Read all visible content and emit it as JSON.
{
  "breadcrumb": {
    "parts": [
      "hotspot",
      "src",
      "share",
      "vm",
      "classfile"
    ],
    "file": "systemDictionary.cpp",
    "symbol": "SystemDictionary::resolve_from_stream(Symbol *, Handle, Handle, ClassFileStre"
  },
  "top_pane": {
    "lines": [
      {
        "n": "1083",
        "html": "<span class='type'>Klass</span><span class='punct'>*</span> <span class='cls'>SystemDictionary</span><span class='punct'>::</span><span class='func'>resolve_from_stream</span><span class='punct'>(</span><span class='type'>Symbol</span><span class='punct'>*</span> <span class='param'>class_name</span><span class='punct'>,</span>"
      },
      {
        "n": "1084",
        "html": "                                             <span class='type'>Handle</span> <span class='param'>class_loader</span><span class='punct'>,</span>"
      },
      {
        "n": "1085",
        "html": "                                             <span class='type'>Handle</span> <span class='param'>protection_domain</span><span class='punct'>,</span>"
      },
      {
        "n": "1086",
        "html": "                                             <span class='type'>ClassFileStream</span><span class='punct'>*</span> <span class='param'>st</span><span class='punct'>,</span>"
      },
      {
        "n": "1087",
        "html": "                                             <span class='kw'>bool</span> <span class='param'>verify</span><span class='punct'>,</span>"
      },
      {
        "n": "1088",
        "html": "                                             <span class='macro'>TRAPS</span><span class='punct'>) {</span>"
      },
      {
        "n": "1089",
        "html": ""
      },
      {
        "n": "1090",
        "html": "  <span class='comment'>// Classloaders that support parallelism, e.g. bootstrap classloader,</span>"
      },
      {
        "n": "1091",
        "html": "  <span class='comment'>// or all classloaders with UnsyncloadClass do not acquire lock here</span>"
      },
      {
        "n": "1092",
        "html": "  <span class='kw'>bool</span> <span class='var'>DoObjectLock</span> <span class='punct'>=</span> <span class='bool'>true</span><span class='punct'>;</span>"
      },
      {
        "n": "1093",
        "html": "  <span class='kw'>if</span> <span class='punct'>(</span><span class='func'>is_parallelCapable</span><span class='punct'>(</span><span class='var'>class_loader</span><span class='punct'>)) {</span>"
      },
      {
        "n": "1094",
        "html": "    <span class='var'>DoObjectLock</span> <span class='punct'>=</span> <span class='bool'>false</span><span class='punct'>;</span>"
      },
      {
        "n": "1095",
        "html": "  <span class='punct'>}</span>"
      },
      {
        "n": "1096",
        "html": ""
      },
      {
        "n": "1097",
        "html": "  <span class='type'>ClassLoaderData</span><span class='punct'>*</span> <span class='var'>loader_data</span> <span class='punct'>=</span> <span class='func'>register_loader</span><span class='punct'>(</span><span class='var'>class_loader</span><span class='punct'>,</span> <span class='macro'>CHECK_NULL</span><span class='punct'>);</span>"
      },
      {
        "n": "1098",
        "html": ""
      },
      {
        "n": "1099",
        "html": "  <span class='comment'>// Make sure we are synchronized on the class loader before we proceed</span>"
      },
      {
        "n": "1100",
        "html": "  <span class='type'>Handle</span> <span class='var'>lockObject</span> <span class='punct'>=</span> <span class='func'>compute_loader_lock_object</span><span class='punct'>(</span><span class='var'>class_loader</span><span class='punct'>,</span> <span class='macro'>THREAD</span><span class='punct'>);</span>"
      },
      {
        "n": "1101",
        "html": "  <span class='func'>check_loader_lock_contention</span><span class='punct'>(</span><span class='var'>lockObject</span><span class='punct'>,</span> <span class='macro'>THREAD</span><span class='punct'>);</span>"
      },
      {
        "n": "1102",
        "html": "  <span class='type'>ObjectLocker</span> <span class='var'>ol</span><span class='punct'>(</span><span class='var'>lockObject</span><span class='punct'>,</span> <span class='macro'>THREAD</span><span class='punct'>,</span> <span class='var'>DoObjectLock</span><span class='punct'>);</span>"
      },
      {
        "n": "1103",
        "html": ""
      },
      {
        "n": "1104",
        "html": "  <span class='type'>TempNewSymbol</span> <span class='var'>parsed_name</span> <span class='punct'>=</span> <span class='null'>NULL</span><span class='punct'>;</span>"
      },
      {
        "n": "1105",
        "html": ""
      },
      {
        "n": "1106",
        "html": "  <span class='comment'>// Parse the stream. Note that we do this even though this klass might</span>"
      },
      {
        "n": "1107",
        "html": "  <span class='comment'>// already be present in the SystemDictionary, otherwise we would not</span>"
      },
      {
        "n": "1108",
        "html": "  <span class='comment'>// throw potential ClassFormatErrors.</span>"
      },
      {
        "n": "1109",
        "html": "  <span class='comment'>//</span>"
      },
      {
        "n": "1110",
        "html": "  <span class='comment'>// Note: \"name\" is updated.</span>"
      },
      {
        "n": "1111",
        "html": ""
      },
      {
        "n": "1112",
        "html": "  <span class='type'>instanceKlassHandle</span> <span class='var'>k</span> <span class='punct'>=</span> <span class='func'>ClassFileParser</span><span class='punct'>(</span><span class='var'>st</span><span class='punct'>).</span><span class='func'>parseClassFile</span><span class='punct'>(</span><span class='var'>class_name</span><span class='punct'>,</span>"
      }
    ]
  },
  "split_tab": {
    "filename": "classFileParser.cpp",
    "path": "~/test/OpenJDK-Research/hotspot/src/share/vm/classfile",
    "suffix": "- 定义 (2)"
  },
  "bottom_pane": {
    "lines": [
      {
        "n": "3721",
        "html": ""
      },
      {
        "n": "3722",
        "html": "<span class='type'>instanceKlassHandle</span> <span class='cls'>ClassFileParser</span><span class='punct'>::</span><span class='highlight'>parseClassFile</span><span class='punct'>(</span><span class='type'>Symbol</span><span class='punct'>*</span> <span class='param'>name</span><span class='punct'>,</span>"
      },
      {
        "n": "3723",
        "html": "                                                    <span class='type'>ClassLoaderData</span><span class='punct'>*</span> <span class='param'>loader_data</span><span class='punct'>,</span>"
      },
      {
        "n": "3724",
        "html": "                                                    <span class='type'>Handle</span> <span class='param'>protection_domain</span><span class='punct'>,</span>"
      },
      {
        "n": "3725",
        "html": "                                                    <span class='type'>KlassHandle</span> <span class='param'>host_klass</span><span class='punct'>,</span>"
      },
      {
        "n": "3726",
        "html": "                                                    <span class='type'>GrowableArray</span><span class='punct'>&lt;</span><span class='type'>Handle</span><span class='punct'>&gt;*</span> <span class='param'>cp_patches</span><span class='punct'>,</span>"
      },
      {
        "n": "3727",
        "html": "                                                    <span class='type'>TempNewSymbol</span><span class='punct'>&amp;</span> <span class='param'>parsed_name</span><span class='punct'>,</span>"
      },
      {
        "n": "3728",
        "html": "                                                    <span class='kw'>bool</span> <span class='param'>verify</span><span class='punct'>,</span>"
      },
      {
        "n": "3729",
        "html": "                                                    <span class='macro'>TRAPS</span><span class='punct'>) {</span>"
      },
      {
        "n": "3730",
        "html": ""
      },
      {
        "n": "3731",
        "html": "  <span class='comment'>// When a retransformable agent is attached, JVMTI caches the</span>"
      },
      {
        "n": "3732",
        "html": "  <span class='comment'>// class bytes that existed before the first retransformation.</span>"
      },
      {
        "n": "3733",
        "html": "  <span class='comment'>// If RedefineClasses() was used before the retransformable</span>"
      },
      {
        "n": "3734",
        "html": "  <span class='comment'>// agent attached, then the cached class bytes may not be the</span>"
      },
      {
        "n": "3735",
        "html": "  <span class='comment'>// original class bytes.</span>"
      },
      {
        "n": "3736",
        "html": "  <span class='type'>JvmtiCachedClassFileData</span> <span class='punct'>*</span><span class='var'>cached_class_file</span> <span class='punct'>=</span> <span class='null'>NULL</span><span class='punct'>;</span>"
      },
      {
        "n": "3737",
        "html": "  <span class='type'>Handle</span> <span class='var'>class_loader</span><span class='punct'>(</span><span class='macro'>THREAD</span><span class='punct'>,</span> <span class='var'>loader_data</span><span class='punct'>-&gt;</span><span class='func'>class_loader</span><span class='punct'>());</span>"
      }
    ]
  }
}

★ ★ ★ ★

GIVEN PROBLEM: Pull out all lines containing "that".

COMPLETED TASK:
        "html": "  <span class='comment'>// Classloaders that support parallelism, e.g. bootstrap classloader,</span>"
        "html": "  <span class='comment'>// Parse the stream. Note that we do this even though this klass might</span>"
        "html": "  <span class='comment'>// class bytes that existed before the first retransformation.</span>"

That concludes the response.